Por:
Andréa Cristina Trentini Kuerten Baracuhy, Advogada OAB/SC 23071 e consultora jurídica da empresa NacionalVOX.
Sabrina Nicolazzi, mestranda em Sociologia Política – UFSC

Hoje em dia a democracia é a forma de governo mais difundida e aceita na maioria das sociedades. Aliada a promoção de direitos universais proclamados desde, pelo menos, a Revolução Francesa no século XVIII, a democracia respira o respeito a esses direitos. Dessa forma, o regime democrático compreende o Direito como ciência e fenômeno cultural para justamente resguardar as garantias inerentes ao regime.

A democracia possui várias formas de se instrumentalizar, conhecendo mais recentemente a sua expressão representativa na qual o povo faz valer sua vontade soberana por meio de eleições periódicas de seus representantes.

Junto com a Declaração Americana de Independência (1776), que conquistou a independência das treze colônias dos Estados Unidos da América, a Declaração Universal dos Direitos do Homem e do Cidadão, proclamada na Revolução Francesa (1789), esses dois marcos abrem as bases para a concepção de democracia que vislumbramos atualmente. Todos esses eventos contribuíram para a enunciação de que a pessoa humana é dotada de direitos e deveres influenciando as principais constituições do mundo moderno.

No entanto a luta pelos direitos humanos já possuía uma história de longa data. Alguns dos direitos humanos foram conquistados na Inglaterra a partir do século XVI, como exemplo podemos citar o Acto Habeas Corpus (1679) e em 1689 o expressivo documento Bill of Rights que declarou a superioridade da lei em relação ao Rei. Esse documento teve um significado importante para a expansão dos direitos da burguesia nascente e posterior revolução industrial pois os poderes não mais estavam nas mãos dos monarcas mas também do povo. No século XX, temos a expressão da proteção e promoção dos direitos humanos na Declaração Universal dos Direitos Humanos, proclamada pela Organização das Nações Unidas (ONU) em 1947.

→ **Linhas de dados**:
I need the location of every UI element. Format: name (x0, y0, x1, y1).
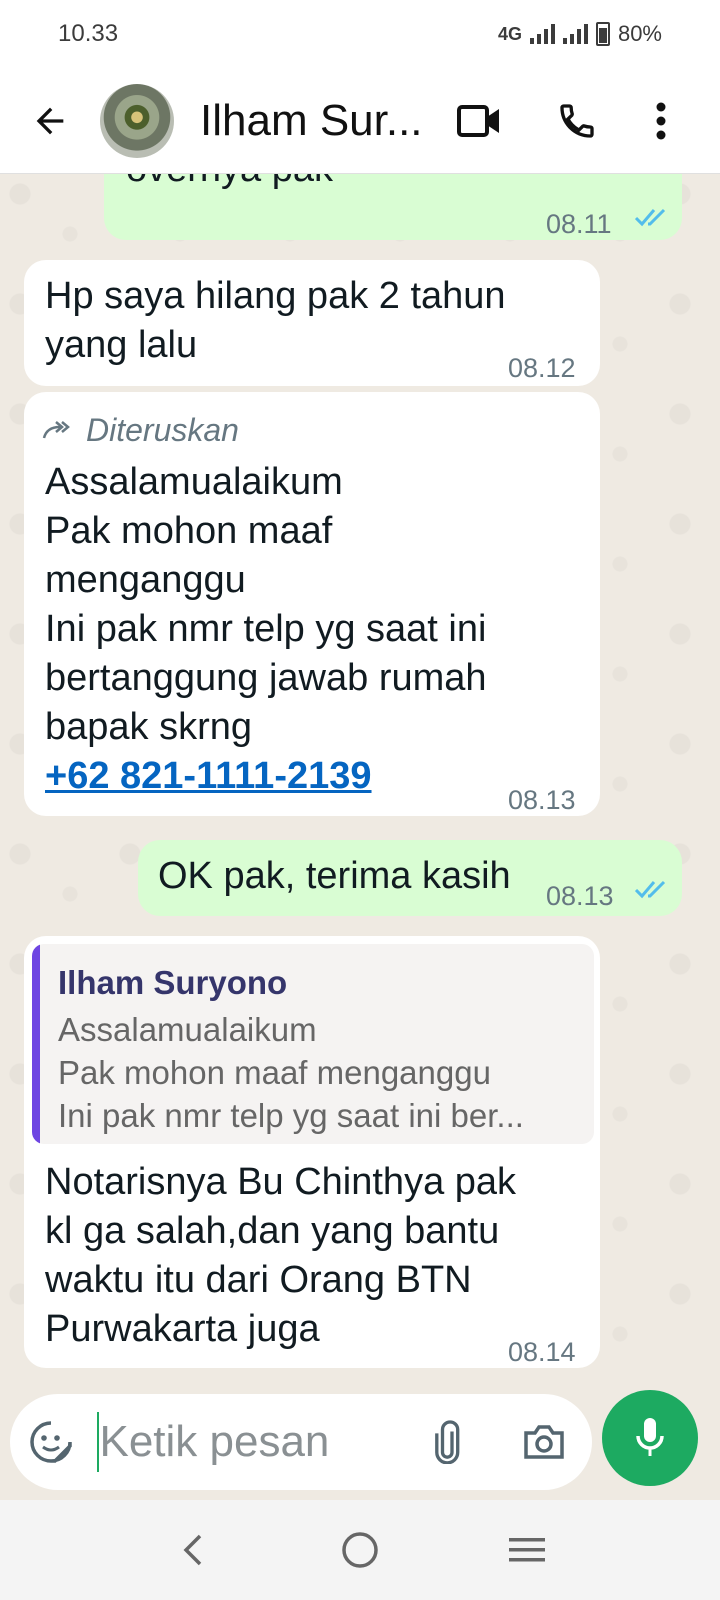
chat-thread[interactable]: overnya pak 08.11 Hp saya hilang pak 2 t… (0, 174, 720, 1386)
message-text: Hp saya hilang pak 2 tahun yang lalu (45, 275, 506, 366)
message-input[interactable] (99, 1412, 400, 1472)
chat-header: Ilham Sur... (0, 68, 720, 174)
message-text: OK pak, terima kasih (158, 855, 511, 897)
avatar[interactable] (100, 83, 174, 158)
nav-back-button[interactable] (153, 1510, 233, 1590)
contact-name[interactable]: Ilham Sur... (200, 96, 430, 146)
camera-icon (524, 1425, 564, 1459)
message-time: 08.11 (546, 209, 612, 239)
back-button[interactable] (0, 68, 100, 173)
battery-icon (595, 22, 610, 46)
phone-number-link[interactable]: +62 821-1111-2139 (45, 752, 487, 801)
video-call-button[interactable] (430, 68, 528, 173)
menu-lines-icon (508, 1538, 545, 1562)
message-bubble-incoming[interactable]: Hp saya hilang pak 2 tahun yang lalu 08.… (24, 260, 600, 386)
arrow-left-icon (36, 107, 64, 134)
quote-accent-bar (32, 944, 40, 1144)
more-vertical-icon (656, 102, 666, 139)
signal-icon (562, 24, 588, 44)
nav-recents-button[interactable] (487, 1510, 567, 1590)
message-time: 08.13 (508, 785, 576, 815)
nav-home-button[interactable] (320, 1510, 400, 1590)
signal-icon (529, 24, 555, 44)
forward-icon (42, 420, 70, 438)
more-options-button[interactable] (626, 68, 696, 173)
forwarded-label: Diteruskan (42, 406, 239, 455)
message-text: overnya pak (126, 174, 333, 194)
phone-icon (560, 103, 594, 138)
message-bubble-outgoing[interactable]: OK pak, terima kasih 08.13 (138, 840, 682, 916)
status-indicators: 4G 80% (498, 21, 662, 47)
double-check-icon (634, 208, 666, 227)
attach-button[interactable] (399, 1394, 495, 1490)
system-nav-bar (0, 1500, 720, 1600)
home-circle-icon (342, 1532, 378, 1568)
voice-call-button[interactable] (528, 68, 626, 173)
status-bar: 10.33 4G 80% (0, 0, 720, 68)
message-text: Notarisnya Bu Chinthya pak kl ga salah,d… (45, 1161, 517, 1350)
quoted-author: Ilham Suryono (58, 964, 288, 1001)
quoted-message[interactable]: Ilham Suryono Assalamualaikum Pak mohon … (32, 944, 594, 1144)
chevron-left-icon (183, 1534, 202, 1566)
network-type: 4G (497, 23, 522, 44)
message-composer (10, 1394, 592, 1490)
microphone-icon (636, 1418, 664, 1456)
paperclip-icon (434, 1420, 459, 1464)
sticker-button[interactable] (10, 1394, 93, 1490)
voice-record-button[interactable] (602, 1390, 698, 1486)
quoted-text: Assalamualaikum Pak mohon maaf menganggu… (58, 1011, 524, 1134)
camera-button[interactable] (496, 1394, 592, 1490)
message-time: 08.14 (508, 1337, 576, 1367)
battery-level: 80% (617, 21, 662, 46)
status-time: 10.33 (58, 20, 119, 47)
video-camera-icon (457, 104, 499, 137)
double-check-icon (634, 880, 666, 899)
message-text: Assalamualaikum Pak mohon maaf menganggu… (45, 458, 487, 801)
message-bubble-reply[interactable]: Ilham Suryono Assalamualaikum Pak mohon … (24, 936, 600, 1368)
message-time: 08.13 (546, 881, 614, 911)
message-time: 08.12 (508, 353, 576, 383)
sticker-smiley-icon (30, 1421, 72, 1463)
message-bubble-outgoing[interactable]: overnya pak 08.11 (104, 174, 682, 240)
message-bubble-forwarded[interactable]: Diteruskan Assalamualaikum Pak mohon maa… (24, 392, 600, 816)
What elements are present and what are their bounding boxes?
...
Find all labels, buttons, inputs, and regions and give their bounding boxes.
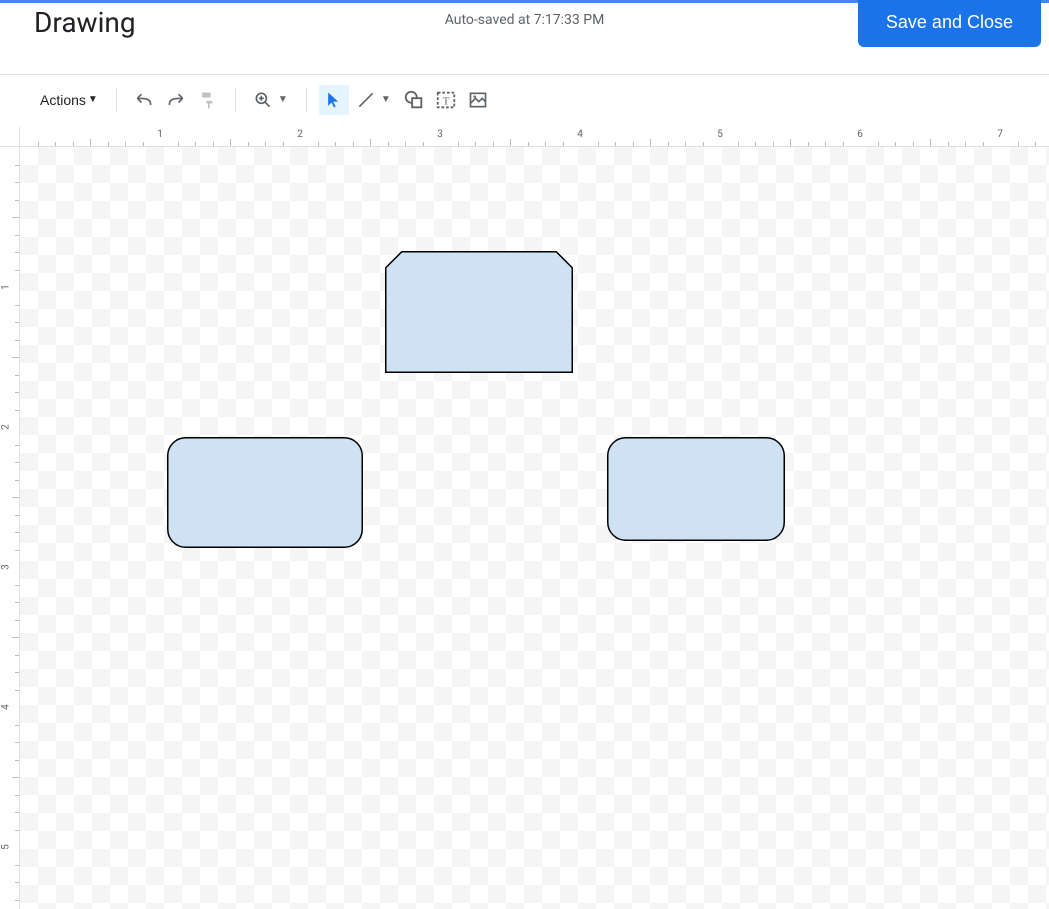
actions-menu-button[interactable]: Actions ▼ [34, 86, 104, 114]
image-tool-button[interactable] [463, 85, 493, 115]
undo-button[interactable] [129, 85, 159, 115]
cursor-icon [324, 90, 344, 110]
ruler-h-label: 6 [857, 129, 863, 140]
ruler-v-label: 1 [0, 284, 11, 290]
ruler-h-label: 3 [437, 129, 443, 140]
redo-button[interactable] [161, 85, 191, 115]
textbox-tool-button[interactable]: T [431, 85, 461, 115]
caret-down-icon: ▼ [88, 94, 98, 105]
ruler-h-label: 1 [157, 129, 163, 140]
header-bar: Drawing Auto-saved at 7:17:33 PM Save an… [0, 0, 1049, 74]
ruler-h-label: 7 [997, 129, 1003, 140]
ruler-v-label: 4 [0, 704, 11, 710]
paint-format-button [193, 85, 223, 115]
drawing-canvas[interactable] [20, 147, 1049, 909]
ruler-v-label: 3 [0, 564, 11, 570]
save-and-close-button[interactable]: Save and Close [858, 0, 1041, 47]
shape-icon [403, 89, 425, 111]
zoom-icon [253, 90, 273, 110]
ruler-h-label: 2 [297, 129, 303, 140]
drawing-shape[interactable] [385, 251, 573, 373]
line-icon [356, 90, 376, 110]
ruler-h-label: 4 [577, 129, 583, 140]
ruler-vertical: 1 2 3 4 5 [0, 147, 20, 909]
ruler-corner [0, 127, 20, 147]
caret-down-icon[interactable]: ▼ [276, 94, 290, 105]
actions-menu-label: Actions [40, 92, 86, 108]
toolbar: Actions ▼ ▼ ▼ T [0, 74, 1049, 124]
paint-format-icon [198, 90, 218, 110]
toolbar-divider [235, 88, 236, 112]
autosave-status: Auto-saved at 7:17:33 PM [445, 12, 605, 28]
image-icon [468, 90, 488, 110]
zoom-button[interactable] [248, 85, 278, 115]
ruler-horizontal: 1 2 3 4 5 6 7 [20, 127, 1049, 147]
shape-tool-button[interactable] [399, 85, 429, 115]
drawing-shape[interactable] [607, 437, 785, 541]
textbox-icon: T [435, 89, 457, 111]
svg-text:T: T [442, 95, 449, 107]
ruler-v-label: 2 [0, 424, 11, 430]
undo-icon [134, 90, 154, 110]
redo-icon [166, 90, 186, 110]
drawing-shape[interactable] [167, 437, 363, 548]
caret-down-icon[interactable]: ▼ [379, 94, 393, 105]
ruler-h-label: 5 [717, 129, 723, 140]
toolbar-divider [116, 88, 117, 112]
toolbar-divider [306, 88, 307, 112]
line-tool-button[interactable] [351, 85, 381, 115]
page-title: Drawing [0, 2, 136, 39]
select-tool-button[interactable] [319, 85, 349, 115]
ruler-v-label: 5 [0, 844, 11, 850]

→ **Requisitos da tarefa**:
De acordo com o trecho, qual documento de 1689 declarou a superioridade da lei em relação ao Rei? Os itens acima vêm de uma fonte diferente da do trecho.

→ **Resultado da tarefa**:
O Bill of Rights.